### [Given request]
Each line of the material must be repeated precisely, with the pictures left out.

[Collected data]
----------------------------------------

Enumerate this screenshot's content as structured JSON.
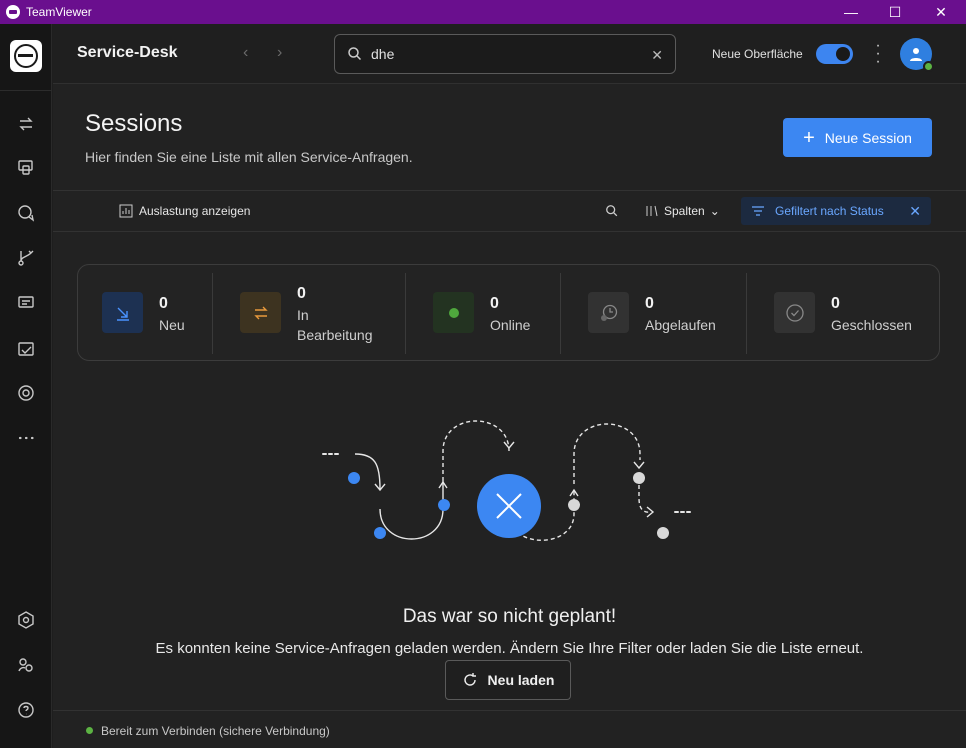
{
  "window": {
    "app_name": "TeamViewer",
    "minimize": "—",
    "maximize": "☐",
    "close": "✕"
  },
  "header": {
    "title": "Service-Desk",
    "search_value": "dhe",
    "ui_toggle_label": "Neue Oberfläche",
    "ui_toggle_on": true
  },
  "page": {
    "title": "Sessions",
    "subtitle": "Hier finden Sie eine Liste mit allen Service-Anfragen.",
    "new_session_label": "Neue Session"
  },
  "toolbar": {
    "utilization_label": "Auslastung anzeigen",
    "columns_label": "Spalten",
    "filter_label": "Gefiltert nach Status"
  },
  "stats": [
    {
      "count": "0",
      "label": "Neu",
      "color": "#1d3152",
      "icon": "arrow-down-right-icon"
    },
    {
      "count": "0",
      "label": "In Bearbeitung",
      "color": "#3d3320",
      "icon": "swap-icon"
    },
    {
      "count": "0",
      "label": "Online",
      "color": "#233321",
      "icon": "online-dot-icon"
    },
    {
      "count": "0",
      "label": "Abgelaufen",
      "color": "#323232",
      "icon": "expired-clock-icon"
    },
    {
      "count": "0",
      "label": "Geschlossen",
      "color": "#323232",
      "icon": "check-circle-icon"
    }
  ],
  "empty_state": {
    "title": "Das war so nicht geplant!",
    "message": "Es konnten keine Service-Anfragen geladen werden. Ändern Sie Ihre Filter oder laden Sie die Liste erneut.",
    "reload_label": "Neu laden"
  },
  "status": {
    "text": "Bereit zum Verbinden (sichere Verbindung)",
    "color": "#5cb343"
  },
  "colors": {
    "accent": "#3c87f2",
    "titlebar": "#6a0f8e"
  }
}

----------------------------------------

### [Worked answer]
Enumerate this screenshot's content as structured JSON.
{
  "window": {
    "app_name": "TeamViewer",
    "minimize": "—",
    "maximize": "☐",
    "close": "✕"
  },
  "header": {
    "title": "Service-Desk",
    "search_value": "dhe",
    "ui_toggle_label": "Neue Oberfläche",
    "ui_toggle_on": true
  },
  "page": {
    "title": "Sessions",
    "subtitle": "Hier finden Sie eine Liste mit allen Service-Anfragen.",
    "new_session_label": "Neue Session"
  },
  "toolbar": {
    "utilization_label": "Auslastung anzeigen",
    "columns_label": "Spalten",
    "filter_label": "Gefiltert nach Status"
  },
  "stats": [
    {
      "count": "0",
      "label": "Neu",
      "color": "#1d3152",
      "icon": "arrow-down-right-icon"
    },
    {
      "count": "0",
      "label": "In Bearbeitung",
      "color": "#3d3320",
      "icon": "swap-icon"
    },
    {
      "count": "0",
      "label": "Online",
      "color": "#233321",
      "icon": "online-dot-icon"
    },
    {
      "count": "0",
      "label": "Abgelaufen",
      "color": "#323232",
      "icon": "expired-clock-icon"
    },
    {
      "count": "0",
      "label": "Geschlossen",
      "color": "#323232",
      "icon": "check-circle-icon"
    }
  ],
  "empty_state": {
    "title": "Das war so nicht geplant!",
    "message": "Es konnten keine Service-Anfragen geladen werden. Ändern Sie Ihre Filter oder laden Sie die Liste erneut.",
    "reload_label": "Neu laden"
  },
  "status": {
    "text": "Bereit zum Verbinden (sichere Verbindung)",
    "color": "#5cb343"
  },
  "colors": {
    "accent": "#3c87f2",
    "titlebar": "#6a0f8e"
  }
}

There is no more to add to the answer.